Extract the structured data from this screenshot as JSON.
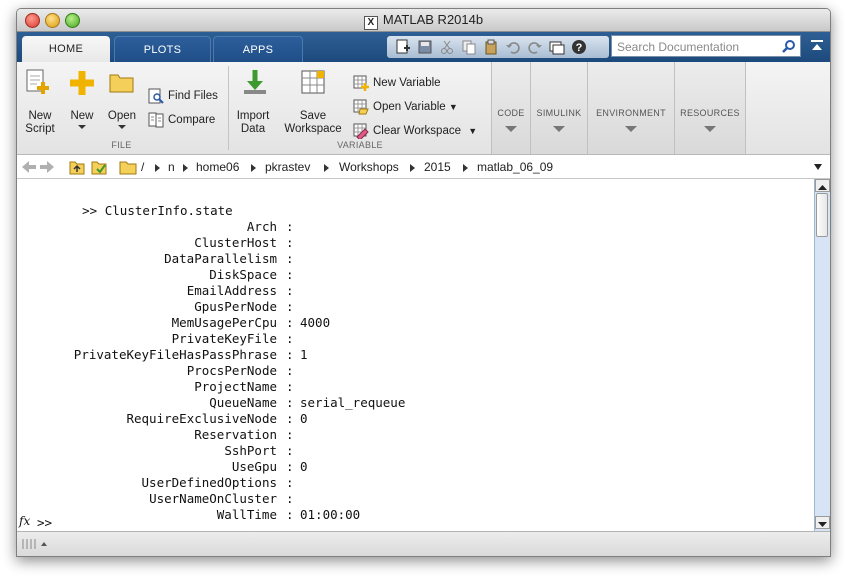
{
  "window": {
    "title": "MATLAB R2014b"
  },
  "tabs": [
    {
      "label": "HOME",
      "active": true
    },
    {
      "label": "PLOTS",
      "active": false
    },
    {
      "label": "APPS",
      "active": false
    }
  ],
  "search": {
    "placeholder": "Search Documentation"
  },
  "ribbon": {
    "file": {
      "title": "FILE",
      "new_script": {
        "line1": "New",
        "line2": "Script"
      },
      "new": "New",
      "open": "Open",
      "find_files": "Find Files",
      "compare": "Compare"
    },
    "variable": {
      "title": "VARIABLE",
      "import_data": {
        "line1": "Import",
        "line2": "Data"
      },
      "save_workspace": {
        "line1": "Save",
        "line2": "Workspace"
      },
      "new_variable": "New Variable",
      "open_variable": "Open Variable",
      "clear_workspace": "Clear Workspace"
    },
    "collapsed_groups": [
      "CODE",
      "SIMULINK",
      "ENVIRONMENT",
      "RESOURCES"
    ]
  },
  "address": {
    "crumbs": [
      "/",
      "n",
      "home06",
      "pkrastev",
      "Workshops",
      "2015",
      "matlab_06_09"
    ]
  },
  "command": {
    "prompt": ">>",
    "input": "ClusterInfo.state",
    "properties": [
      {
        "name": "Arch",
        "value": ""
      },
      {
        "name": "ClusterHost",
        "value": ""
      },
      {
        "name": "DataParallelism",
        "value": ""
      },
      {
        "name": "DiskSpace",
        "value": ""
      },
      {
        "name": "EmailAddress",
        "value": ""
      },
      {
        "name": "GpusPerNode",
        "value": ""
      },
      {
        "name": "MemUsagePerCpu",
        "value": "4000"
      },
      {
        "name": "PrivateKeyFile",
        "value": ""
      },
      {
        "name": "PrivateKeyFileHasPassPhrase",
        "value": "1"
      },
      {
        "name": "ProcsPerNode",
        "value": ""
      },
      {
        "name": "ProjectName",
        "value": ""
      },
      {
        "name": "QueueName",
        "value": "serial_requeue"
      },
      {
        "name": "RequireExclusiveNode",
        "value": "0"
      },
      {
        "name": "Reservation",
        "value": ""
      },
      {
        "name": "SshPort",
        "value": ""
      },
      {
        "name": "UseGpu",
        "value": "0"
      },
      {
        "name": "UserDefinedOptions",
        "value": ""
      },
      {
        "name": "UserNameOnCluster",
        "value": ""
      },
      {
        "name": "WallTime",
        "value": "01:00:00"
      }
    ],
    "fx_label": "fx",
    "final_prompt": ">>"
  },
  "colors": {
    "tabstrip": "#1d4a7d",
    "ribbon": "#e3e3e3",
    "scroll_track": "#d6e4f5"
  }
}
◆ ◆ ◆ ◆
* _WHAT TO PRODUCE_: Report each line in the preceding entries that holds the string "title".

* _EXERCISE RESULT_:
    "title": "MATLAB R2014b"
      "title": "FILE",
      "title": "VARIABLE",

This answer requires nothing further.